Rows from a figure dataset:
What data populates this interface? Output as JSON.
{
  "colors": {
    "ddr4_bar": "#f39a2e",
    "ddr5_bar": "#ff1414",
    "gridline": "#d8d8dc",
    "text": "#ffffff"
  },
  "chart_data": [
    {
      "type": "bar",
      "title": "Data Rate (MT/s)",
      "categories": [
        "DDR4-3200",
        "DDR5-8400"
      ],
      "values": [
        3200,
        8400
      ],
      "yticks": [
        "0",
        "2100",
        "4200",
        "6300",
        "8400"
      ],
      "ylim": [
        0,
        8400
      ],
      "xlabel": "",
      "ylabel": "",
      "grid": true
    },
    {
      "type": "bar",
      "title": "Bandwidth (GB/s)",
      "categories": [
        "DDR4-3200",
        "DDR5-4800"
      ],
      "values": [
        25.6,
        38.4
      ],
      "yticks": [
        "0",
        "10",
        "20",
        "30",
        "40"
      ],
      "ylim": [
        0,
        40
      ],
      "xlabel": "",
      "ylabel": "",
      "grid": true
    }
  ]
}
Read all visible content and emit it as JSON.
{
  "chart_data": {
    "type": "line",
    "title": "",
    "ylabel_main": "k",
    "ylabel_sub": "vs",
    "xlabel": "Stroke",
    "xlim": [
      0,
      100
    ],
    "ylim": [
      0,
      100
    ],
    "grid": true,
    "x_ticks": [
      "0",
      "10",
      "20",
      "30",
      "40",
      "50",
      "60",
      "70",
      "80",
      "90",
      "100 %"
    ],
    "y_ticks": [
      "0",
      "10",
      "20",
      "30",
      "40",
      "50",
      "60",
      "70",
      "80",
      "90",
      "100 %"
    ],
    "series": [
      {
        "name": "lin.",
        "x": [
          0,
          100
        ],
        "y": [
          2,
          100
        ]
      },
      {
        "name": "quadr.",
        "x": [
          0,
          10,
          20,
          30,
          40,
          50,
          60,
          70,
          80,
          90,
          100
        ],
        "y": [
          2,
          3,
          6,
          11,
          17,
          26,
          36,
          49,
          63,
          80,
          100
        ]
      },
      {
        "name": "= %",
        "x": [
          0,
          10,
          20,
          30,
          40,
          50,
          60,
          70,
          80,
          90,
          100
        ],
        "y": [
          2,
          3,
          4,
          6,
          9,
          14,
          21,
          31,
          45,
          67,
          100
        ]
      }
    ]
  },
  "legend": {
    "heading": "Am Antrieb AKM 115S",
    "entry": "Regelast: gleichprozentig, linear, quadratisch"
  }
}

» **What you have to do**:
Filter for "title". Return all lines that hold it.

» **Solution for this problem**:
      "title": "Data Rate (MT/s)",
      "title": "Bandwidth (GB/s)",
    "title": "",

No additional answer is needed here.